EXERCISE DETAILS
Return every entry exactly as written.

..............................

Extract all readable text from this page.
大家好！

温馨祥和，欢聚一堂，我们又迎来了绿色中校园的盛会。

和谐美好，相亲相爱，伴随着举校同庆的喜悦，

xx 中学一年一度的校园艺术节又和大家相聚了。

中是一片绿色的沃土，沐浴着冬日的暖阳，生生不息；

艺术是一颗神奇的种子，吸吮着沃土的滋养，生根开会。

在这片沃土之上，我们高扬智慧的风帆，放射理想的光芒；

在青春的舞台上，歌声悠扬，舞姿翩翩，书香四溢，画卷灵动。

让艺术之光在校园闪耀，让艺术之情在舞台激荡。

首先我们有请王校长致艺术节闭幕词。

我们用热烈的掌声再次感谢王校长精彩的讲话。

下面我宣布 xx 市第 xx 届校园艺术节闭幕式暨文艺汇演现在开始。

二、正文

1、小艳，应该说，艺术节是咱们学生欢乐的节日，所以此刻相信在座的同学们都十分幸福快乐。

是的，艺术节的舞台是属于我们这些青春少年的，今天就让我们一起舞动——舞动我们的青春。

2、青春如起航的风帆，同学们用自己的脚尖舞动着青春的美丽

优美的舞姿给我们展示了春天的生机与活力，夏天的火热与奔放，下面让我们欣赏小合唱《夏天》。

..............................

COMPLETED TASK
Extract all readable text from this page.
大家好！

温馨祥和，欢聚一堂，我们又迎来了绿色中校园的盛会。

和谐美好，相亲相爱，伴随着举校同庆的喜悦，

xx 中学一年一度的校园艺术节又和大家相聚了。

中是一片绿色的沃土，沐浴着冬日的暖阳，生生不息；

艺术是一颗神奇的种子，吸吮着沃土的滋养，生根开会。

在这片沃土之上，我们高扬智慧的风帆，放射理想的光芒；

在青春的舞台上，歌声悠扬，舞姿翩翩，书香四溢，画卷灵动。

让艺术之光在校园闪耀，让艺术之情在舞台激荡。

首先我们有请王校长致艺术节闭幕词。

我们用热烈的掌声再次感谢王校长精彩的讲话。

下面我宣布 xx 市第 xx 届校园艺术节闭幕式暨文艺汇演现在开始。

二、正文

1、小艳，应该说，艺术节是咱们学生欢乐的节日，所以此刻相信在座的同学们都十分幸福快乐。

是的，艺术节的舞台是属于我们这些青春少年的，今天就让我们一起舞动——舞动我们的青春。

2、青春如起航的风帆，同学们用自己的脚尖舞动着青春的美丽

优美的舞姿给我们展示了春天的生机与活力，夏天的火热与奔放，下面让我们欣赏小合唱《夏天》。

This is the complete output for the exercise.